(Dataset rows about figures)
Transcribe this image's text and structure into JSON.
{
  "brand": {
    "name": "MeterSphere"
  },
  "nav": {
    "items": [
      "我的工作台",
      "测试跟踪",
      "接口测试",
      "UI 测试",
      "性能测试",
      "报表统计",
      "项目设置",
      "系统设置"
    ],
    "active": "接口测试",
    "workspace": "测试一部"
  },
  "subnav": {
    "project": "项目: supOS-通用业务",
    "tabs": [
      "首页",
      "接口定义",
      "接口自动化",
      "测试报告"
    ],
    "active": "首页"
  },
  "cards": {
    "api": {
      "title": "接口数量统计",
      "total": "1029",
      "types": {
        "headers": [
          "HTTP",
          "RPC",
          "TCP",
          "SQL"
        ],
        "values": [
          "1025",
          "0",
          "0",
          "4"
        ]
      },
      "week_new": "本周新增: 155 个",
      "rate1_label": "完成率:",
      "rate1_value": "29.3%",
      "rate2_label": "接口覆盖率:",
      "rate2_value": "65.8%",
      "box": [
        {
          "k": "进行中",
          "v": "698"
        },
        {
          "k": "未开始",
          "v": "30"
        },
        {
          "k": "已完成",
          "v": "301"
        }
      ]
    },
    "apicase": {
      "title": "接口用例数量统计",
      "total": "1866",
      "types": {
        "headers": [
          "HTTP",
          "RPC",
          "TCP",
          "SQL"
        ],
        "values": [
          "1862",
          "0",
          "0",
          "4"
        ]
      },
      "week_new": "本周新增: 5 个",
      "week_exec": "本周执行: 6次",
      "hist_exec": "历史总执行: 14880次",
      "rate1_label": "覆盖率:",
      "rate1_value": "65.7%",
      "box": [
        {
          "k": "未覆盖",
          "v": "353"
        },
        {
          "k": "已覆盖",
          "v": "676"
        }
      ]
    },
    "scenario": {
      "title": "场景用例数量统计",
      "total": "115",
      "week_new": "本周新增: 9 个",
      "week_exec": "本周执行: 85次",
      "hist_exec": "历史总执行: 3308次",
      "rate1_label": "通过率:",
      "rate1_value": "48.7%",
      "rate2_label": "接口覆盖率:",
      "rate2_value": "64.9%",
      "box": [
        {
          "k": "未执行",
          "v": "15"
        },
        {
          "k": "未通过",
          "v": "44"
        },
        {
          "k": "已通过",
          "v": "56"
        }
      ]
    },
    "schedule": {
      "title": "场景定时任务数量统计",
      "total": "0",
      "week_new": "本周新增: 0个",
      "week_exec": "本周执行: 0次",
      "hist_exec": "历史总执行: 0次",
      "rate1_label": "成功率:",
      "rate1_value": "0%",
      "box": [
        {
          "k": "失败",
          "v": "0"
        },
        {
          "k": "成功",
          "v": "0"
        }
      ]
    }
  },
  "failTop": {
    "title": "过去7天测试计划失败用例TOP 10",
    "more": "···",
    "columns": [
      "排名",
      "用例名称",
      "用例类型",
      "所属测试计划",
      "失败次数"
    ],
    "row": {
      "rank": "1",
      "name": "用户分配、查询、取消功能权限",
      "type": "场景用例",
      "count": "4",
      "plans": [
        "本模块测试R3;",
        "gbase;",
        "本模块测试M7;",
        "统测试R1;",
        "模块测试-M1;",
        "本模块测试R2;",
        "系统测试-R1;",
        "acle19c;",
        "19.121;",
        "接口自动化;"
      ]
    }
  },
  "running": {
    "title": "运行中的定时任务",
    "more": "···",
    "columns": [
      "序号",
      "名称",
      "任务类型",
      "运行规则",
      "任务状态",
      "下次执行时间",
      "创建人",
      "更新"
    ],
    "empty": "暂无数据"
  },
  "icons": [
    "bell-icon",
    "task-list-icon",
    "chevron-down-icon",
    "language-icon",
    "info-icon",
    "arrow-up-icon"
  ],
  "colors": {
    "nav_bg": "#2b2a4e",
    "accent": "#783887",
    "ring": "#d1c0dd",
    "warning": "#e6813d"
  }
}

-- Task details --
In the material above, show every line where the word "title" turns up.

-- Task result --
      "title": "接口数量统计",
      "title": "接口用例数量统计",
      "title": "场景用例数量统计",
      "title": "场景定时任务数量统计",
    "title": "过去7天测试计划失败用例TOP 10",
    "title": "运行中的定时任务",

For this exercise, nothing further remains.